| Written task |
Identify every line containing the word "prohibitions" and reproduce each one.

(Data entries)
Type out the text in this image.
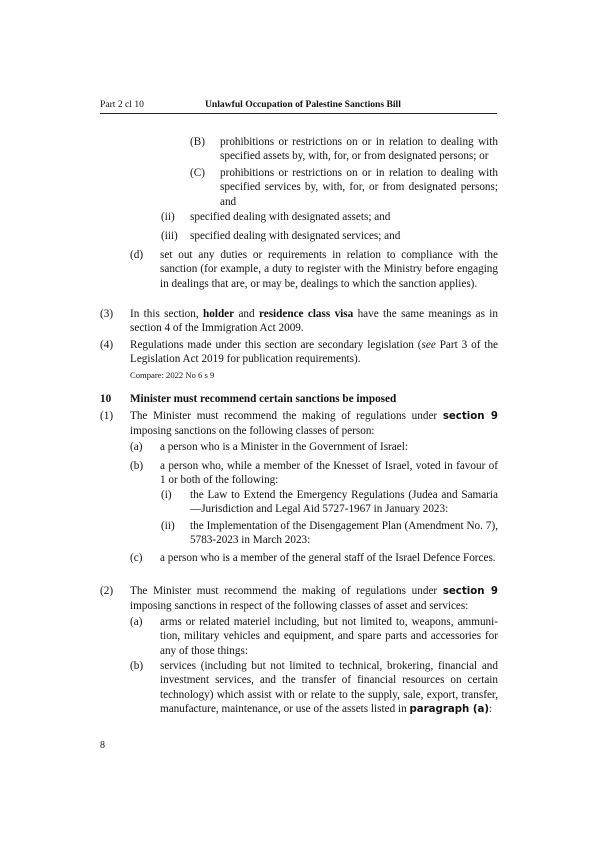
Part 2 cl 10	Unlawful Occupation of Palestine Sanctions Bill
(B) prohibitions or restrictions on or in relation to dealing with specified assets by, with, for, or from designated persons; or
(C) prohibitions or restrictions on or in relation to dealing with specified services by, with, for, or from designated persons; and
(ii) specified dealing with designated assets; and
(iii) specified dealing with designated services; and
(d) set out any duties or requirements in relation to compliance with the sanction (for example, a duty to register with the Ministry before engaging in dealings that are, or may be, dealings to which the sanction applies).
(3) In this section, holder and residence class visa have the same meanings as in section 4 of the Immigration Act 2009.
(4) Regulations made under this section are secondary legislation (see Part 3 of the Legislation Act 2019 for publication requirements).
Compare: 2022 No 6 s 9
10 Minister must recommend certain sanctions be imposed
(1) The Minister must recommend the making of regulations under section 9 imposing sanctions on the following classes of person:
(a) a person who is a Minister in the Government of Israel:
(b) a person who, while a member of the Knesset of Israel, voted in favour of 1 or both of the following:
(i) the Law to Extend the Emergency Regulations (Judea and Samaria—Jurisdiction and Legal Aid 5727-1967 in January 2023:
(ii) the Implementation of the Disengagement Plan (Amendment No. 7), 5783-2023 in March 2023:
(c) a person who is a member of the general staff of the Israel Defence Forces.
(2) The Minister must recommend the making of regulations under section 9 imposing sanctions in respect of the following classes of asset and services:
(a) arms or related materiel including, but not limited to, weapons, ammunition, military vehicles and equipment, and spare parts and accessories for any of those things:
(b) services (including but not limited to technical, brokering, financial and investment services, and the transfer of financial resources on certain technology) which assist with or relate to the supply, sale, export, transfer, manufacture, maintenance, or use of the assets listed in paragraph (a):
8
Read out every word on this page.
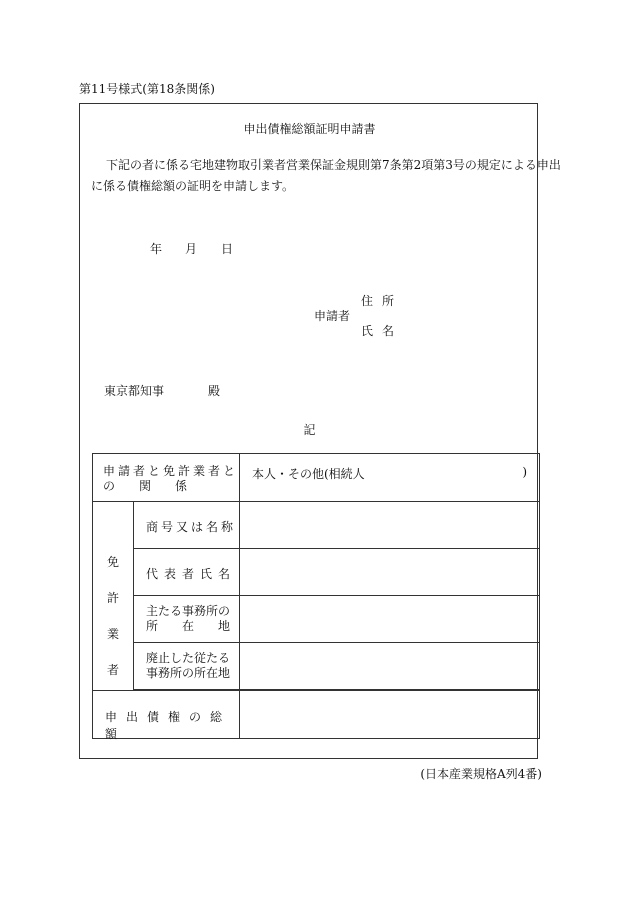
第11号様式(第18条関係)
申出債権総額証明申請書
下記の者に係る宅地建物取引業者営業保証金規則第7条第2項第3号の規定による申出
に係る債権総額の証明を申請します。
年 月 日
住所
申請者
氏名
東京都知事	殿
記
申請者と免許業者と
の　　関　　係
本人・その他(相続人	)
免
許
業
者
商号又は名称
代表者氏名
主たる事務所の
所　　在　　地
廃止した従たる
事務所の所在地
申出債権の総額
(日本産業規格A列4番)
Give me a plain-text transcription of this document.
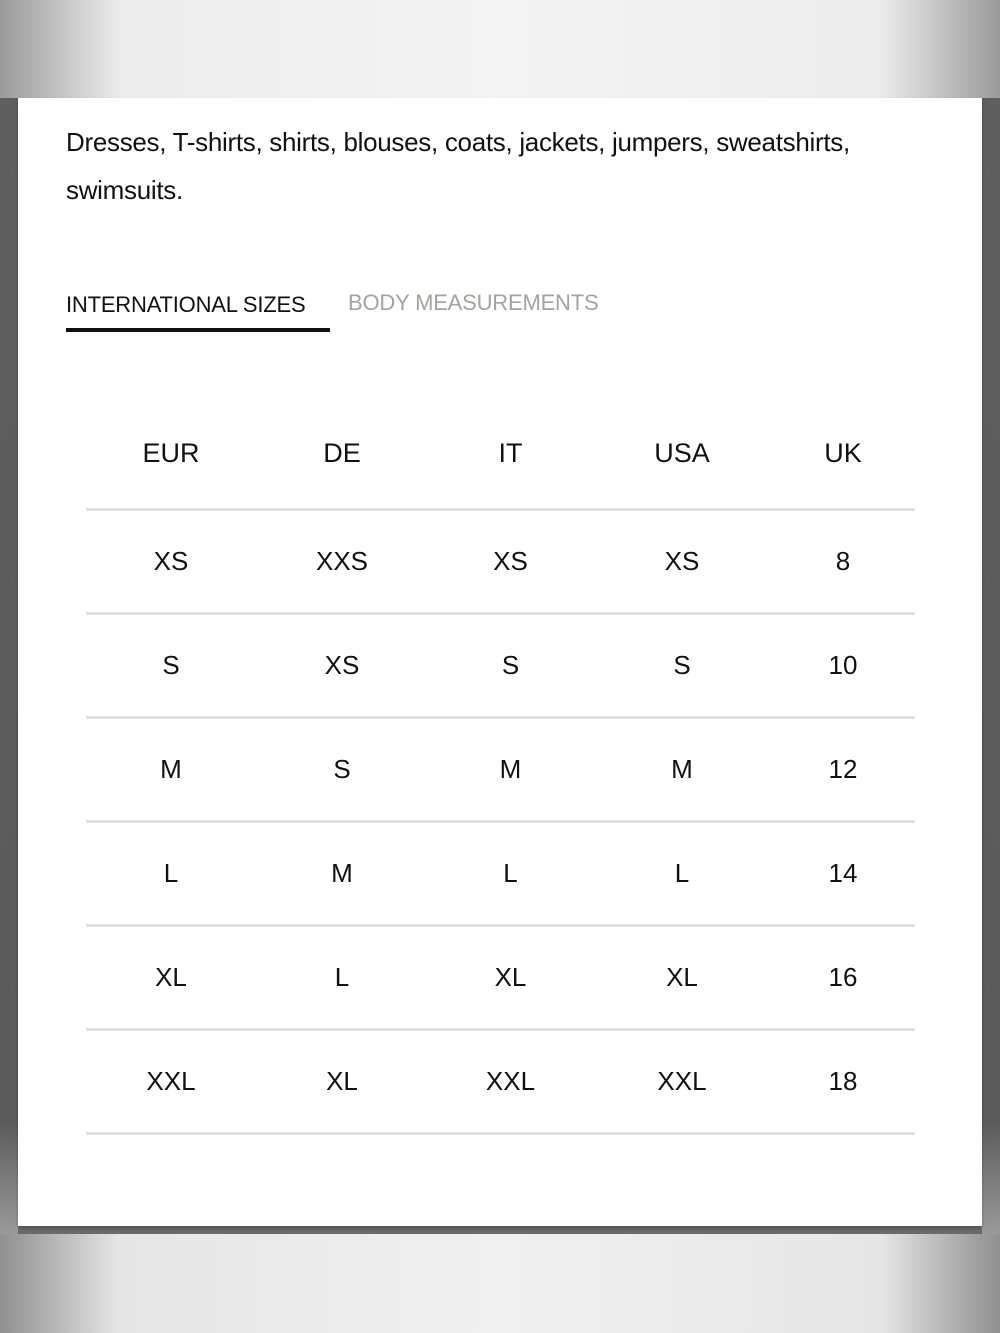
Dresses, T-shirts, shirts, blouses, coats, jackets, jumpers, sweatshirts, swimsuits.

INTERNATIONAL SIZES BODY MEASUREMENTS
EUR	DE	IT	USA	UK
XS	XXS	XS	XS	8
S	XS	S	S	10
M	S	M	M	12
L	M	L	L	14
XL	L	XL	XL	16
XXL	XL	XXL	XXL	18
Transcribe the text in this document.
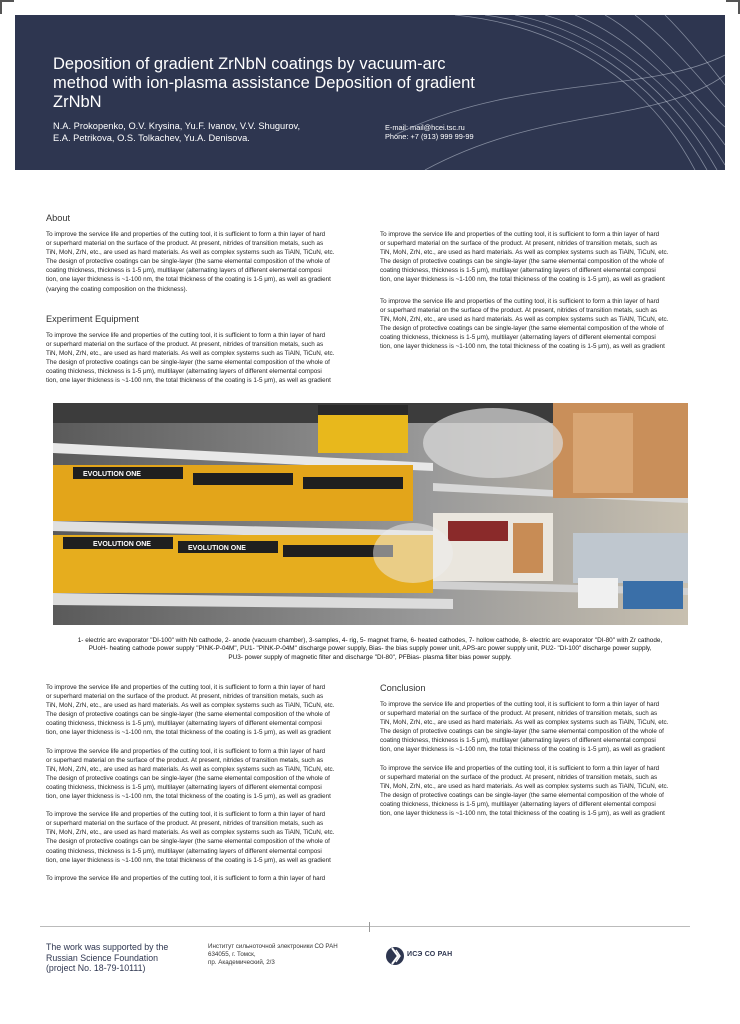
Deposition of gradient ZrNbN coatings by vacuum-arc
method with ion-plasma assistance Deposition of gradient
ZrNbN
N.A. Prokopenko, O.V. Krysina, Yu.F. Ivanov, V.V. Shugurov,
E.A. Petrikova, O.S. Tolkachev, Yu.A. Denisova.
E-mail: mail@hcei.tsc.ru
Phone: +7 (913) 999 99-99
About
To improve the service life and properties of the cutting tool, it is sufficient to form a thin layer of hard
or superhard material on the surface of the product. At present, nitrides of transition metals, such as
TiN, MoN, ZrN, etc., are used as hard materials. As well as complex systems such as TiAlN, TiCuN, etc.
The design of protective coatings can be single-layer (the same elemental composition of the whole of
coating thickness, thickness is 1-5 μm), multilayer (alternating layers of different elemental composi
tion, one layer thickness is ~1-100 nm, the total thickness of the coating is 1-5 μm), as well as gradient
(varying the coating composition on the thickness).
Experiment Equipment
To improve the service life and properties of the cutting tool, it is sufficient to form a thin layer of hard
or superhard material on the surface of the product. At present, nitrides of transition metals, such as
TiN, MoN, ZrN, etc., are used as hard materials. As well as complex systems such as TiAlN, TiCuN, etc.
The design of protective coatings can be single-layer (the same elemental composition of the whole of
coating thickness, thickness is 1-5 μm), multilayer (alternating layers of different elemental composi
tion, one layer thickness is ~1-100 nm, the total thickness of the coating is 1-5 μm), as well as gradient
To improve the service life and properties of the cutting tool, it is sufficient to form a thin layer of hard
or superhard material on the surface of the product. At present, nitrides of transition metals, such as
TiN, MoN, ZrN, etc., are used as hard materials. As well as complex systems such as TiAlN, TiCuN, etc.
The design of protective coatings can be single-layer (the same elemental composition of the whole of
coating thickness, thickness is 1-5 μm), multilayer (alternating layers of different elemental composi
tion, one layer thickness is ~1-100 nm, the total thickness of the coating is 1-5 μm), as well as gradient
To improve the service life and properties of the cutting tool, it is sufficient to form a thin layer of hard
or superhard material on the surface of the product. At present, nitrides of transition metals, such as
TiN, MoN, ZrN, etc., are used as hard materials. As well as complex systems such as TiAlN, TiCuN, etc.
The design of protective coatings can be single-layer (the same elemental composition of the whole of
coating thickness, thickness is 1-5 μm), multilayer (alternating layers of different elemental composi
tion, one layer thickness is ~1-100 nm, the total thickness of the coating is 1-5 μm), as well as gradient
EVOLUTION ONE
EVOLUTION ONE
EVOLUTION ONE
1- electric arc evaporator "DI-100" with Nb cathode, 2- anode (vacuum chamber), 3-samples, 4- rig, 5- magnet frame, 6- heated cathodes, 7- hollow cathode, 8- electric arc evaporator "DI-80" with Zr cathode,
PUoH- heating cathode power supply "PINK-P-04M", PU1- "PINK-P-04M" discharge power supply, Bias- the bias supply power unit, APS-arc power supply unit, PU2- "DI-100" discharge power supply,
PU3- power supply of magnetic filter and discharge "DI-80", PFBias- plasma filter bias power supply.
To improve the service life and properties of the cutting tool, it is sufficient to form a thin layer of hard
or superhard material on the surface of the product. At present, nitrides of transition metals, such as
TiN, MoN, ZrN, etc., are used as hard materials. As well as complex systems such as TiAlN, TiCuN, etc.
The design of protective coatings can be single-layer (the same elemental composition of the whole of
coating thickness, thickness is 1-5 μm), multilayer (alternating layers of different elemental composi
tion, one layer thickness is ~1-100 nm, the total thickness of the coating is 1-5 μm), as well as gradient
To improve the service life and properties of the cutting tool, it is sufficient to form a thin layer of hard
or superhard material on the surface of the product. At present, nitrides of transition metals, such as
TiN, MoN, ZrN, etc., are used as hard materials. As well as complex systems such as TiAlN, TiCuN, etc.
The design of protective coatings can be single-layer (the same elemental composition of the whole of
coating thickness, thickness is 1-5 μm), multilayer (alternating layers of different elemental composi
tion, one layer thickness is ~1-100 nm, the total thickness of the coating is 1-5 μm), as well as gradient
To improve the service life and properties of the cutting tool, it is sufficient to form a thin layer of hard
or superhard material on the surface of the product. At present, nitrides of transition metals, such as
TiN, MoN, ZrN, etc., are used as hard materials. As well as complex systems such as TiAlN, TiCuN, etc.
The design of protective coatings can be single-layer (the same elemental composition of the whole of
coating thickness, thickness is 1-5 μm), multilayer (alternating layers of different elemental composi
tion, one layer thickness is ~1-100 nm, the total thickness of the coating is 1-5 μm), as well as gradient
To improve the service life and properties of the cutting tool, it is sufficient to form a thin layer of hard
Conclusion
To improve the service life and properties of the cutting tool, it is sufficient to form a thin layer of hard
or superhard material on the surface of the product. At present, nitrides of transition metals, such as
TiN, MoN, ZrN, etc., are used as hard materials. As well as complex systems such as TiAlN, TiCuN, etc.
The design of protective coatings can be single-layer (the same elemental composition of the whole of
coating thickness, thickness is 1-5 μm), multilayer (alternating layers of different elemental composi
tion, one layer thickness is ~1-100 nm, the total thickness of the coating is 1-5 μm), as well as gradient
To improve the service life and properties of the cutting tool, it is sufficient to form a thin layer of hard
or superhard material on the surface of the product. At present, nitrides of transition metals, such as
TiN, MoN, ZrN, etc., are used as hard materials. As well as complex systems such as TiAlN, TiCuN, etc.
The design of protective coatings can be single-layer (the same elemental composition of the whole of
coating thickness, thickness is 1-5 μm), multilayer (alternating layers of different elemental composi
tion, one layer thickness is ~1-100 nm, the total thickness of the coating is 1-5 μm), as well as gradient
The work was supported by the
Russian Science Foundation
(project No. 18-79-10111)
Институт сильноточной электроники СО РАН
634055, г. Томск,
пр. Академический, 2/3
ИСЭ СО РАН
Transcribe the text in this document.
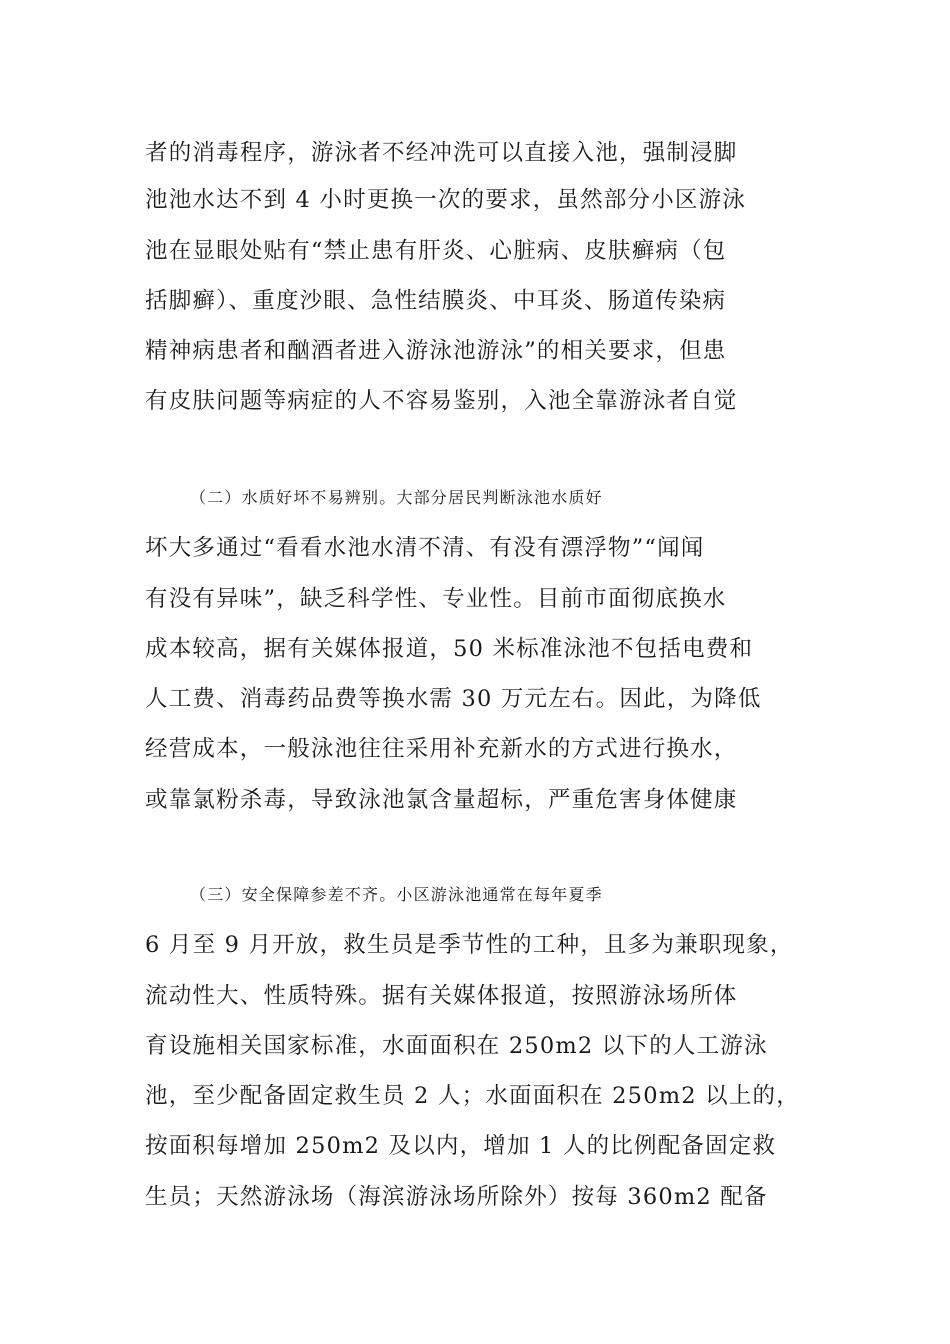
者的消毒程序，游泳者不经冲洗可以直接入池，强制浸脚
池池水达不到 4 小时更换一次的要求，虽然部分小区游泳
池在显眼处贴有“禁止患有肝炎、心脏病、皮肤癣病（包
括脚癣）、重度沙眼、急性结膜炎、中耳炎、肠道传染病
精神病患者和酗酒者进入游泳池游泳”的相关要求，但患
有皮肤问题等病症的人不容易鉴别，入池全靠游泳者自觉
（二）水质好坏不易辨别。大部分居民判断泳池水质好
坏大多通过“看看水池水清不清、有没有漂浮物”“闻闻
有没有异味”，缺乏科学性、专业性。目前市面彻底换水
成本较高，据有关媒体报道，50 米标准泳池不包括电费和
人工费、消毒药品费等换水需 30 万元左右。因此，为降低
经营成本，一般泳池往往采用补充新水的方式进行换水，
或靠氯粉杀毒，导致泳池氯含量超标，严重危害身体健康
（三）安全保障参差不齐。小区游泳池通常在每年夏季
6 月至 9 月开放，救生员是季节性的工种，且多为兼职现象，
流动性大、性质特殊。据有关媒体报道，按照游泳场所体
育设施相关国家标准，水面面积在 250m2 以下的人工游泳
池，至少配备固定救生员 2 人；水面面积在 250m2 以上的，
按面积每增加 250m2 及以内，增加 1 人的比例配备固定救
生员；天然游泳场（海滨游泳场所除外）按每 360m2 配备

| Finished task |
(B) prohibitions or restrictions on or in relation to dealing with specified assets by, with, for, or from designated persons; or
(C) prohibitions or restrictions on or in relation to dealing with specified services by, with, for, or from designated persons; and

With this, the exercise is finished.